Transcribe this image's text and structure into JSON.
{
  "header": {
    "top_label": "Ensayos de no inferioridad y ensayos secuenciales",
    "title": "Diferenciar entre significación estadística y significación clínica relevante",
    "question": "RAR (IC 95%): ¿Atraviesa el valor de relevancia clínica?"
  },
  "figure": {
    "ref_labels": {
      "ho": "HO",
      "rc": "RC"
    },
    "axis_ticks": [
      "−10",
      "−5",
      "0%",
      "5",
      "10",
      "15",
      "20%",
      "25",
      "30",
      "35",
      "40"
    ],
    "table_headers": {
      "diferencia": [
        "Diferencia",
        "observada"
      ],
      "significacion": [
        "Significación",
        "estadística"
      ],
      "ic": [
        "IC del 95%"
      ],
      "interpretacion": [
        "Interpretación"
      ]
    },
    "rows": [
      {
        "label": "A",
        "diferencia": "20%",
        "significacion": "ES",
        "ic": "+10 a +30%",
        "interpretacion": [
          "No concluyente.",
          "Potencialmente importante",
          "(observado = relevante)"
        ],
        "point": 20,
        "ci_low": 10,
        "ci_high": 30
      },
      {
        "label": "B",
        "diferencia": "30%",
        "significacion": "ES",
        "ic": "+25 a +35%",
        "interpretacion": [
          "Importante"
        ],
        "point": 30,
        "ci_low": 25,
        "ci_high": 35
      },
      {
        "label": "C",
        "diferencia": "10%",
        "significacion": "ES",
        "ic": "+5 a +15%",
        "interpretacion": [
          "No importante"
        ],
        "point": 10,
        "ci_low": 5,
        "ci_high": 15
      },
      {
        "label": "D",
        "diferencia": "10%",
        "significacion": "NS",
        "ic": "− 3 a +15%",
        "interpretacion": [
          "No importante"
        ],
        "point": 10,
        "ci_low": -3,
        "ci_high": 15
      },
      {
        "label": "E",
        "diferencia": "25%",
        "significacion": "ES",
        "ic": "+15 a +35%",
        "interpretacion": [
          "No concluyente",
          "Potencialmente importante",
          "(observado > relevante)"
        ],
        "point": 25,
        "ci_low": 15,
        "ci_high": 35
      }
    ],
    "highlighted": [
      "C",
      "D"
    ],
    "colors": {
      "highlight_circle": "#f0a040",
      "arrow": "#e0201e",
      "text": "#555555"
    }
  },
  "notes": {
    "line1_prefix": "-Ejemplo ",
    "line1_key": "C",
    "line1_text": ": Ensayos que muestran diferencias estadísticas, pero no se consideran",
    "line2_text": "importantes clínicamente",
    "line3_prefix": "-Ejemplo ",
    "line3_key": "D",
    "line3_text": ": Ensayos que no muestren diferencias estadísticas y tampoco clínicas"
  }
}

────

How many lines in the records above contain the word "point"? Reply with the number alone.

5